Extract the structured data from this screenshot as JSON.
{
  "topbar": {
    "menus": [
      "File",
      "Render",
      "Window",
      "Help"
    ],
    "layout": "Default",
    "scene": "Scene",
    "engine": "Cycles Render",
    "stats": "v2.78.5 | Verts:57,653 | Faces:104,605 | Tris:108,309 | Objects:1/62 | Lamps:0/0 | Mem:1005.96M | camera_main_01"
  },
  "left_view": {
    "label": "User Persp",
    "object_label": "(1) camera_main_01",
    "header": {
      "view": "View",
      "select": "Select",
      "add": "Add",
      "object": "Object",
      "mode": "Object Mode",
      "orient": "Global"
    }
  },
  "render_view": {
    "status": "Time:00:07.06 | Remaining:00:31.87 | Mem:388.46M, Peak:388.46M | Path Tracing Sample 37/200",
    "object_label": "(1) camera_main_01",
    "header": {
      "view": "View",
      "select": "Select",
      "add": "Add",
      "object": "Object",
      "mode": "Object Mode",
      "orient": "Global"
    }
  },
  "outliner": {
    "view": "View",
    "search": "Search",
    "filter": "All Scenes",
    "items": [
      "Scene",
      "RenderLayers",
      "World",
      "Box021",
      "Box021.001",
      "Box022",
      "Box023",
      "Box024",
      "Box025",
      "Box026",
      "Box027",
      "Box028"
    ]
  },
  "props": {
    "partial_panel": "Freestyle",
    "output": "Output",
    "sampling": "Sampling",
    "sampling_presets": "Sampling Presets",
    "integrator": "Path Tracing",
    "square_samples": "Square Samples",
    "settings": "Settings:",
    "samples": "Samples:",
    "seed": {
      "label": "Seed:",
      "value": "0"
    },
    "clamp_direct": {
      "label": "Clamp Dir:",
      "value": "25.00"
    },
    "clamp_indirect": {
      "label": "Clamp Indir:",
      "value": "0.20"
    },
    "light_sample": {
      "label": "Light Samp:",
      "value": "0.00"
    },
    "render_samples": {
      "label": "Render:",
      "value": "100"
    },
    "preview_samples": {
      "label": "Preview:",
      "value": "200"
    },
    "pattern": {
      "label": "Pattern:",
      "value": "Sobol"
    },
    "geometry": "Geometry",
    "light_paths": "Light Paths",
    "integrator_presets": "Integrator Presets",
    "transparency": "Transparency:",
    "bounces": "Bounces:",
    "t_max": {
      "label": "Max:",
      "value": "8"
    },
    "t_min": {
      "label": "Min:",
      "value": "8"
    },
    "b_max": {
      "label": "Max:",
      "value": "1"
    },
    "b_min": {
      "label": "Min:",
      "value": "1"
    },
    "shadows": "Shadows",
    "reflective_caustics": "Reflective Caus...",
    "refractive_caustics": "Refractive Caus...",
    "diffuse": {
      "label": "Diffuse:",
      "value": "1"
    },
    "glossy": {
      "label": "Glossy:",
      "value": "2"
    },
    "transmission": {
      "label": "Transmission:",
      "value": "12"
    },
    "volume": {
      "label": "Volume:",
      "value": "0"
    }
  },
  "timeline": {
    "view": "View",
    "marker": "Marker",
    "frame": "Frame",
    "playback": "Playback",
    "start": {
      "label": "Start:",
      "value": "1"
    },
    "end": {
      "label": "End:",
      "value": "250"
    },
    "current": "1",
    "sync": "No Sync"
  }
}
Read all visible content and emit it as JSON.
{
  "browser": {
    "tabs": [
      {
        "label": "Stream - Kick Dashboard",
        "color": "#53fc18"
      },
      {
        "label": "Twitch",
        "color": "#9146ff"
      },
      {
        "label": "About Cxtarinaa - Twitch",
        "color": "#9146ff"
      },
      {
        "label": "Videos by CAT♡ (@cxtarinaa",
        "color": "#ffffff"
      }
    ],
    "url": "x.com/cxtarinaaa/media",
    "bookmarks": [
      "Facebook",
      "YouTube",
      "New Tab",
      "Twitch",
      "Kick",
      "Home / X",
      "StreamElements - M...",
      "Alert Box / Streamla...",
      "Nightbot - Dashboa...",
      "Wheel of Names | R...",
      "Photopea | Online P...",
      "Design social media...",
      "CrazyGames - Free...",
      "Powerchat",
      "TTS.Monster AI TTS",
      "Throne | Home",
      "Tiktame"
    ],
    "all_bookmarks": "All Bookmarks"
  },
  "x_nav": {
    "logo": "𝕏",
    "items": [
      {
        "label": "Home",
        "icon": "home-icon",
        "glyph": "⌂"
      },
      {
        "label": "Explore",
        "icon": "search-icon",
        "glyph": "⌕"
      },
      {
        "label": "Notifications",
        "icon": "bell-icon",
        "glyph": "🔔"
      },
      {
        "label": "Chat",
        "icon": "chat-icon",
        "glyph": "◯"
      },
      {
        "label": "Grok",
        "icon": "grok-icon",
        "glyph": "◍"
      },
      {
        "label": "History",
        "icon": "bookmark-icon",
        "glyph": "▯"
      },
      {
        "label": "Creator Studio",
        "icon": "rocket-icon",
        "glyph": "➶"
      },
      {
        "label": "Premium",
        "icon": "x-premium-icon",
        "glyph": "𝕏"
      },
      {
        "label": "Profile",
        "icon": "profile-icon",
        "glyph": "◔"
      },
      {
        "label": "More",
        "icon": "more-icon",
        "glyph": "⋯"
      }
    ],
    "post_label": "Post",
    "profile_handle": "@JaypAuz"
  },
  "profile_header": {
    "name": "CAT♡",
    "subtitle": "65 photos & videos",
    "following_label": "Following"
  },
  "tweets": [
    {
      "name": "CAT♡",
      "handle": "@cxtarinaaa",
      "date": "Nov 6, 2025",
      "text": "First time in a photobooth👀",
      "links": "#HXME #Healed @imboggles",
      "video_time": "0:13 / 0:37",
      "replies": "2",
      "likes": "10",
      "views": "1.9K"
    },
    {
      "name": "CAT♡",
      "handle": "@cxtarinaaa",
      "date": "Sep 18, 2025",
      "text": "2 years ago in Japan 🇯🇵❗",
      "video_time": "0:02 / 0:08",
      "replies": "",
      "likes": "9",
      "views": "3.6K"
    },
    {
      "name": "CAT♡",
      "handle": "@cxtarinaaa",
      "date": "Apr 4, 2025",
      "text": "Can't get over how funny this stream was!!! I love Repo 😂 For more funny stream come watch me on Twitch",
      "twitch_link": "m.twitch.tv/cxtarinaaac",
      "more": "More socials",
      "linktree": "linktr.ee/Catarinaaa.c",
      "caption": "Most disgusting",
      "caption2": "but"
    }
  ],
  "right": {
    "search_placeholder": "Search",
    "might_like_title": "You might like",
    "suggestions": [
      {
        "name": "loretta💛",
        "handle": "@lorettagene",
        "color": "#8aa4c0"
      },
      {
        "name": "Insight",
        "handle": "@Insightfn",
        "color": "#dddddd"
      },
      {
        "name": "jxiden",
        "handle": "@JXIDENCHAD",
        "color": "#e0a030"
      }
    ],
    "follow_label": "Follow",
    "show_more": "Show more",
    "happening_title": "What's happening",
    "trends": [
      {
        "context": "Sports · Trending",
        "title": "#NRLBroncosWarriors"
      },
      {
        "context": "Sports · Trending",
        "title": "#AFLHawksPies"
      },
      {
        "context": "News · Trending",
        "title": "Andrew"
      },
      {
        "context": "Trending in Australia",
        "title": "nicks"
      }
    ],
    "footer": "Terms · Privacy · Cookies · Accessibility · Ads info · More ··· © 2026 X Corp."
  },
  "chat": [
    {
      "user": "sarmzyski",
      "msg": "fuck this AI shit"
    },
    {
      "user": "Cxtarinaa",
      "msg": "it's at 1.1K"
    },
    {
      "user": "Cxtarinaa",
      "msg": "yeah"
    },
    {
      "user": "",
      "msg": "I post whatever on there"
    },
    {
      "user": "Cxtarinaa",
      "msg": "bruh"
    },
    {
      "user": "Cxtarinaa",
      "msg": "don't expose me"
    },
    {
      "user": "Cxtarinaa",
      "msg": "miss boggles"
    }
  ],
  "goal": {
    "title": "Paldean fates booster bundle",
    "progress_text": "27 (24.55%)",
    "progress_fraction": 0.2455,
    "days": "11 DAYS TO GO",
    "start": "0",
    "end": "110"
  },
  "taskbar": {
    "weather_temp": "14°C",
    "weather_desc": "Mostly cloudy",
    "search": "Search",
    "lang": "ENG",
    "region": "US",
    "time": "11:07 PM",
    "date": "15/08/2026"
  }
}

**PROBLEM TO WORK ON**
Every line holding "JSON" should be copied out.

**THE REPLY**
Extract the structured data from this screenshot as JSON.
Read all visible content and emit it as JSON.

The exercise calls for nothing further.